====== Data supplied ======

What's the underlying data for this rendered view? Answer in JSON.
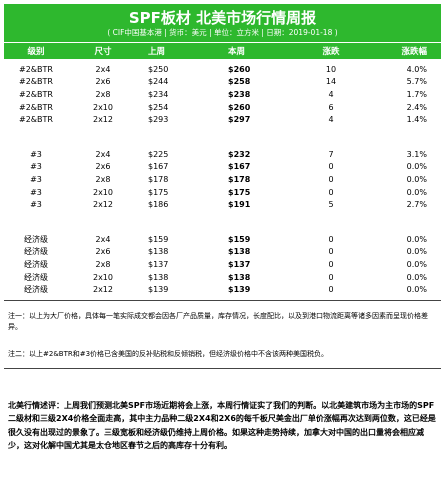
{
  "title": "SPF板材 北美市场行情周报",
  "subtitle": "( CIF中国基本港 | 货币：美元 | 单位：立方米 | 日期：2019-01-18 )",
  "headers": [
    "级别",
    "尺寸",
    "上周",
    "本周",
    "涨跌",
    "涨跌幅"
  ],
  "groups": [
    {
      "rows": [
        [
          "#2&BTR",
          "2x4",
          "$250",
          "$260",
          "10",
          "4.0%"
        ],
        [
          "#2&BTR",
          "2x6",
          "$244",
          "$258",
          "14",
          "5.7%"
        ],
        [
          "#2&BTR",
          "2x8",
          "$234",
          "$238",
          "4",
          "1.7%"
        ],
        [
          "#2&BTR",
          "2x10",
          "$254",
          "$260",
          "6",
          "2.4%"
        ],
        [
          "#2&BTR",
          "2x12",
          "$293",
          "$297",
          "4",
          "1.4%"
        ]
      ]
    },
    {
      "rows": [
        [
          "#3",
          "2x4",
          "$225",
          "$232",
          "7",
          "3.1%"
        ],
        [
          "#3",
          "2x6",
          "$167",
          "$167",
          "0",
          "0.0%"
        ],
        [
          "#3",
          "2x8",
          "$178",
          "$178",
          "0",
          "0.0%"
        ],
        [
          "#3",
          "2x10",
          "$175",
          "$175",
          "0",
          "0.0%"
        ],
        [
          "#3",
          "2x12",
          "$186",
          "$191",
          "5",
          "2.7%"
        ]
      ]
    },
    {
      "rows": [
        [
          "经济级",
          "2x4",
          "$159",
          "$159",
          "0",
          "0.0%"
        ],
        [
          "经济级",
          "2x6",
          "$138",
          "$138",
          "0",
          "0.0%"
        ],
        [
          "经济级",
          "2x8",
          "$137",
          "$137",
          "0",
          "0.0%"
        ],
        [
          "经济级",
          "2x10",
          "$138",
          "$138",
          "0",
          "0.0%"
        ],
        [
          "经济级",
          "2x12",
          "$139",
          "$139",
          "0",
          "0.0%"
        ]
      ]
    }
  ],
  "notes": [
    "注一：以上为大厂价格，具体每一笔实际成交都会因各厂产品质量，库存情况，长度配比，以及到港口物流距离等诸多因素而呈现价格差异。",
    "注二：以上#2&BTR和#3价格已含美国的反补贴税和反倾销税，但经济级价格中不含该两种美国税负。"
  ],
  "comment": "北美行情述评：上周我们预测北美SPF市场近期将会上涨，本周行情证实了我们的判断。以北美建筑市场为主市场的SPF二级材和三级2X4价格全面走高，其中主力品种二级2X4和2X6的每千板尺美金出厂单价涨幅再次达到两位数，这已经是很久没有出现过的景象了。三级宽板和经济级仍维持上周价格。如果这种走势持续，加拿大对中国的出口量将会相应减少，这对化解中国尤其是太仓地区春节之后的高库存十分有利。"
}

======

Written problem: Copy each line above precisely, dropping the pictures.

Output of the task:
What's the underlying data for this rendered view? Answer in JSON.
{
  "title": "SPF板材 北美市场行情周报",
  "subtitle": "( CIF中国基本港 | 货币：美元 | 单位：立方米 | 日期：2019-01-18 )",
  "headers": [
    "级别",
    "尺寸",
    "上周",
    "本周",
    "涨跌",
    "涨跌幅"
  ],
  "groups": [
    {
      "rows": [
        [
          "#2&BTR",
          "2x4",
          "$250",
          "$260",
          "10",
          "4.0%"
        ],
        [
          "#2&BTR",
          "2x6",
          "$244",
          "$258",
          "14",
          "5.7%"
        ],
        [
          "#2&BTR",
          "2x8",
          "$234",
          "$238",
          "4",
          "1.7%"
        ],
        [
          "#2&BTR",
          "2x10",
          "$254",
          "$260",
          "6",
          "2.4%"
        ],
        [
          "#2&BTR",
          "2x12",
          "$293",
          "$297",
          "4",
          "1.4%"
        ]
      ]
    },
    {
      "rows": [
        [
          "#3",
          "2x4",
          "$225",
          "$232",
          "7",
          "3.1%"
        ],
        [
          "#3",
          "2x6",
          "$167",
          "$167",
          "0",
          "0.0%"
        ],
        [
          "#3",
          "2x8",
          "$178",
          "$178",
          "0",
          "0.0%"
        ],
        [
          "#3",
          "2x10",
          "$175",
          "$175",
          "0",
          "0.0%"
        ],
        [
          "#3",
          "2x12",
          "$186",
          "$191",
          "5",
          "2.7%"
        ]
      ]
    },
    {
      "rows": [
        [
          "经济级",
          "2x4",
          "$159",
          "$159",
          "0",
          "0.0%"
        ],
        [
          "经济级",
          "2x6",
          "$138",
          "$138",
          "0",
          "0.0%"
        ],
        [
          "经济级",
          "2x8",
          "$137",
          "$137",
          "0",
          "0.0%"
        ],
        [
          "经济级",
          "2x10",
          "$138",
          "$138",
          "0",
          "0.0%"
        ],
        [
          "经济级",
          "2x12",
          "$139",
          "$139",
          "0",
          "0.0%"
        ]
      ]
    }
  ],
  "notes": [
    "注一：以上为大厂价格，具体每一笔实际成交都会因各厂产品质量，库存情况，长度配比，以及到港口物流距离等诸多因素而呈现价格差异。",
    "注二：以上#2&BTR和#3价格已含美国的反补贴税和反倾销税，但经济级价格中不含该两种美国税负。"
  ],
  "comment": "北美行情述评：上周我们预测北美SPF市场近期将会上涨，本周行情证实了我们的判断。以北美建筑市场为主市场的SPF二级材和三级2X4价格全面走高，其中主力品种二级2X4和2X6的每千板尺美金出厂单价涨幅再次达到两位数，这已经是很久没有出现过的景象了。三级宽板和经济级仍维持上周价格。如果这种走势持续，加拿大对中国的出口量将会相应减少，这对化解中国尤其是太仓地区春节之后的高库存十分有利。"
}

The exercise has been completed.